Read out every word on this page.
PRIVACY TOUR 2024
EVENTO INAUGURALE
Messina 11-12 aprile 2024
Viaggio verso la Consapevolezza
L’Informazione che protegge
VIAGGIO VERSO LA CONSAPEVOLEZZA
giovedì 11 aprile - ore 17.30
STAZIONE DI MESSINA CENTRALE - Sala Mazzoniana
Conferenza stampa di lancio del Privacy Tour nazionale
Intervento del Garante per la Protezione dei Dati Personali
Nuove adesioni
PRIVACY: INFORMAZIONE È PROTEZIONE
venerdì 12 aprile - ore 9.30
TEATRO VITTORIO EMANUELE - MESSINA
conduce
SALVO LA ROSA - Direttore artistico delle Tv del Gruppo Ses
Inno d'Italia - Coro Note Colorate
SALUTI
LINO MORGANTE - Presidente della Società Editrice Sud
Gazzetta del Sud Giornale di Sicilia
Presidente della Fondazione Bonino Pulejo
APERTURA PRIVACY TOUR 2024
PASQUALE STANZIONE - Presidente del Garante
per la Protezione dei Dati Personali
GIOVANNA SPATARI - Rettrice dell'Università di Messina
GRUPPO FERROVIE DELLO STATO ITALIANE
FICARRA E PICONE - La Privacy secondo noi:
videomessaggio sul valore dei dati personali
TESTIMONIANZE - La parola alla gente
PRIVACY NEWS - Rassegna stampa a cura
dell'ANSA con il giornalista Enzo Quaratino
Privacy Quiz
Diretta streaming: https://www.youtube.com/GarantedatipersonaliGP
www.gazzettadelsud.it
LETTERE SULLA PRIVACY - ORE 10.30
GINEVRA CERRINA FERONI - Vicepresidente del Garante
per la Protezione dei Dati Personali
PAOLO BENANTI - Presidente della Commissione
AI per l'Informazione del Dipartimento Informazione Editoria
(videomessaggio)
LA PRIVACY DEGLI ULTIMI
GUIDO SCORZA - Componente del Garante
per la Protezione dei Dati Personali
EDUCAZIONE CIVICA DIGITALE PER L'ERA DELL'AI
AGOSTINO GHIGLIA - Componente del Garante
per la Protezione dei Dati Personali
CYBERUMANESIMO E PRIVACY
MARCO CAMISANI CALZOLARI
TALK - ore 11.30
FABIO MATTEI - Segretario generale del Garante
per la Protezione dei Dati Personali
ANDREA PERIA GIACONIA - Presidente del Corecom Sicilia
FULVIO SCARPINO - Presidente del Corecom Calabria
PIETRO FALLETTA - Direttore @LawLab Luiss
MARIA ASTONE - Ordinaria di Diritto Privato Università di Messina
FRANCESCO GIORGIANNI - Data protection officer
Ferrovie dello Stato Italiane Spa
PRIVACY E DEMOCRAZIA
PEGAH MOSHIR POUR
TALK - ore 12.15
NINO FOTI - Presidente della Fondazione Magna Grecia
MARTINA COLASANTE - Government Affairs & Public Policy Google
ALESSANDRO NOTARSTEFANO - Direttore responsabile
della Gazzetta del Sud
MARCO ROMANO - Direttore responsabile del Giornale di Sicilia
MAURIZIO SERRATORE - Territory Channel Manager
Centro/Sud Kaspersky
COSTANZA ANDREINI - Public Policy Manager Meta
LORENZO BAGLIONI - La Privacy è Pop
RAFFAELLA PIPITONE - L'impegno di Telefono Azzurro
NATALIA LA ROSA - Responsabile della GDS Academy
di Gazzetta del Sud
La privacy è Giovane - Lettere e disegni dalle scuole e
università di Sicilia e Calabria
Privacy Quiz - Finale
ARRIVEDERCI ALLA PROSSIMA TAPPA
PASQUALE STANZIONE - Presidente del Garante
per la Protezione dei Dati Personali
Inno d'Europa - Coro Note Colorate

•••

Copy the material above verbatim.

Exercise output -
Read out every word on this page.
PRIVACY TOUR 2024
EVENTO INAUGURALE
Messina 11-12 aprile 2024
Viaggio verso la Consapevolezza
L’Informazione che protegge
VIAGGIO VERSO LA CONSAPEVOLEZZA
giovedì 11 aprile - ore 17.30
STAZIONE DI MESSINA CENTRALE - Sala Mazzoniana
Conferenza stampa di lancio del Privacy Tour nazionale
Intervento del Garante per la Protezione dei Dati Personali
Nuove adesioni
PRIVACY: INFORMAZIONE È PROTEZIONE
venerdì 12 aprile - ore 9.30
TEATRO VITTORIO EMANUELE - MESSINA
conduce
SALVO LA ROSA - Direttore artistico delle Tv del Gruppo Ses
Inno d'Italia - Coro Note Colorate
SALUTI
LINO MORGANTE - Presidente della Società Editrice Sud
Gazzetta del Sud Giornale di Sicilia
Presidente della Fondazione Bonino Pulejo
APERTURA PRIVACY TOUR 2024
PASQUALE STANZIONE - Presidente del Garante
per la Protezione dei Dati Personali
GIOVANNA SPATARI - Rettrice dell'Università di Messina
GRUPPO FERROVIE DELLO STATO ITALIANE
FICARRA E PICONE - La Privacy secondo noi:
videomessaggio sul valore dei dati personali
TESTIMONIANZE - La parola alla gente
PRIVACY NEWS - Rassegna stampa a cura
dell'ANSA con il giornalista Enzo Quaratino
Privacy Quiz
Diretta streaming: https://www.youtube.com/GarantedatipersonaliGP
www.gazzettadelsud.it
LETTERE SULLA PRIVACY - ORE 10.30
GINEVRA CERRINA FERONI - Vicepresidente del Garante
per la Protezione dei Dati Personali
PAOLO BENANTI - Presidente della Commissione
AI per l'Informazione del Dipartimento Informazione Editoria
(videomessaggio)
LA PRIVACY DEGLI ULTIMI
GUIDO SCORZA - Componente del Garante
per la Protezione dei Dati Personali
EDUCAZIONE CIVICA DIGITALE PER L'ERA DELL'AI
AGOSTINO GHIGLIA - Componente del Garante
per la Protezione dei Dati Personali
CYBERUMANESIMO E PRIVACY
MARCO CAMISANI CALZOLARI
TALK - ore 11.30
FABIO MATTEI - Segretario generale del Garante
per la Protezione dei Dati Personali
ANDREA PERIA GIACONIA - Presidente del Corecom Sicilia
FULVIO SCARPINO - Presidente del Corecom Calabria
PIETRO FALLETTA - Direttore @LawLab Luiss
MARIA ASTONE - Ordinaria di Diritto Privato Università di Messina
FRANCESCO GIORGIANNI - Data protection officer
Ferrovie dello Stato Italiane Spa
PRIVACY E DEMOCRAZIA
PEGAH MOSHIR POUR
TALK - ore 12.15
NINO FOTI - Presidente della Fondazione Magna Grecia
MARTINA COLASANTE - Government Affairs & Public Policy Google
ALESSANDRO NOTARSTEFANO - Direttore responsabile
della Gazzetta del Sud
MARCO ROMANO - Direttore responsabile del Giornale di Sicilia
MAURIZIO SERRATORE - Territory Channel Manager
Centro/Sud Kaspersky
COSTANZA ANDREINI - Public Policy Manager Meta
LORENZO BAGLIONI - La Privacy è Pop
RAFFAELLA PIPITONE - L'impegno di Telefono Azzurro
NATALIA LA ROSA - Responsabile della GDS Academy
di Gazzetta del Sud
La privacy è Giovane - Lettere e disegni dalle scuole e
università di Sicilia e Calabria
Privacy Quiz - Finale
ARRIVEDERCI ALLA PROSSIMA TAPPA
PASQUALE STANZIONE - Presidente del Garante
per la Protezione dei Dati Personali
Inno d'Europa - Coro Note Colorate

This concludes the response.